(Excerpt from a dataset)
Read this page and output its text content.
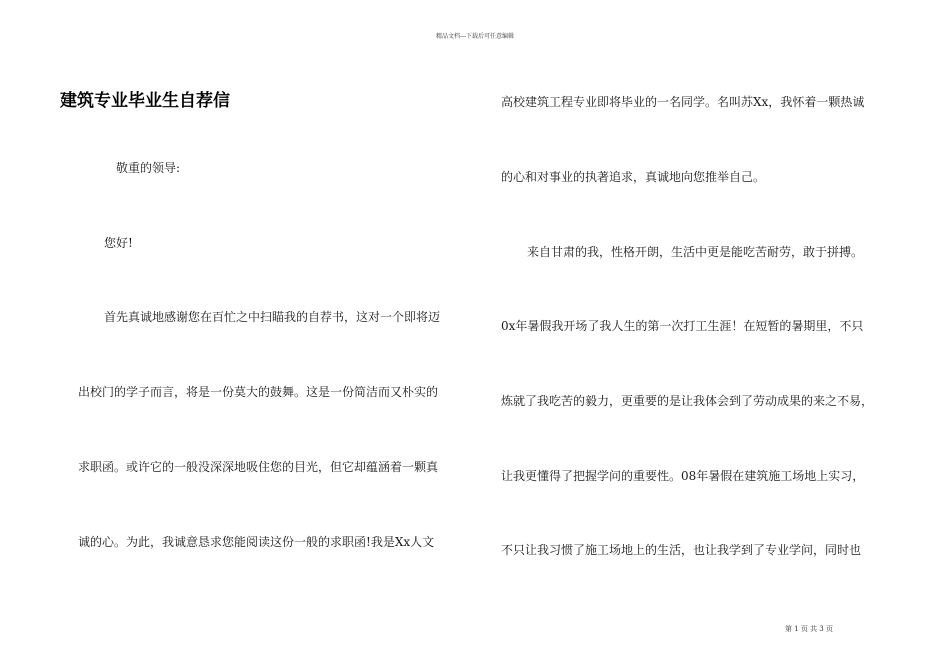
精品文档---下载后可任意编辑
建筑专业毕业生自荐信

敬重的领导:

您好!

首先真诚地感谢您在百忙之中扫瞄我的自荐书，这对一个即将迈

出校门的学子而言，将是一份莫大的鼓舞。这是一份简洁而又朴实的

求职函。或许它的一般没深深地吸住您的目光，但它却蕴涵着一颗真

诚的心。为此，我诚意恳求您能阅读这份一般的求职函!我是Xx人文

高校建筑工程专业即将毕业的一名同学。名叫苏Xx，我怀着一颗热诚

的心和对事业的执著追求，真诚地向您推举自己。

来自甘肃的我，性格开朗，生活中更是能吃苦耐劳，敢于拼搏。

0x年暑假我开场了我人生的第一次打工生涯！在短暂的暑期里，不只

炼就了我吃苦的毅力，更重要的是让我体会到了劳动成果的来之不易，

让我更懂得了把握学问的重要性。08年暑假在建筑施工场地上实习，

不只让我习惯了施工场地上的生活，也让我学到了专业学问，同时也

第 1 页 共 3 页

• TASK DETAILS:
Every record above should be written out again without change, except that the pictures are left out.

• TASK OUTPUT:
Read this page and output its text content.
精品文档---下载后可任意编辑
建筑专业毕业生自荐信

敬重的领导:

您好!

首先真诚地感谢您在百忙之中扫瞄我的自荐书，这对一个即将迈

出校门的学子而言，将是一份莫大的鼓舞。这是一份简洁而又朴实的

求职函。或许它的一般没深深地吸住您的目光，但它却蕴涵着一颗真

诚的心。为此，我诚意恳求您能阅读这份一般的求职函!我是Xx人文

高校建筑工程专业即将毕业的一名同学。名叫苏Xx，我怀着一颗热诚

的心和对事业的执著追求，真诚地向您推举自己。

来自甘肃的我，性格开朗，生活中更是能吃苦耐劳，敢于拼搏。

0x年暑假我开场了我人生的第一次打工生涯！在短暂的暑期里，不只

炼就了我吃苦的毅力，更重要的是让我体会到了劳动成果的来之不易，

让我更懂得了把握学问的重要性。08年暑假在建筑施工场地上实习，

不只让我习惯了施工场地上的生活，也让我学到了专业学问，同时也

第 1 页 共 3 页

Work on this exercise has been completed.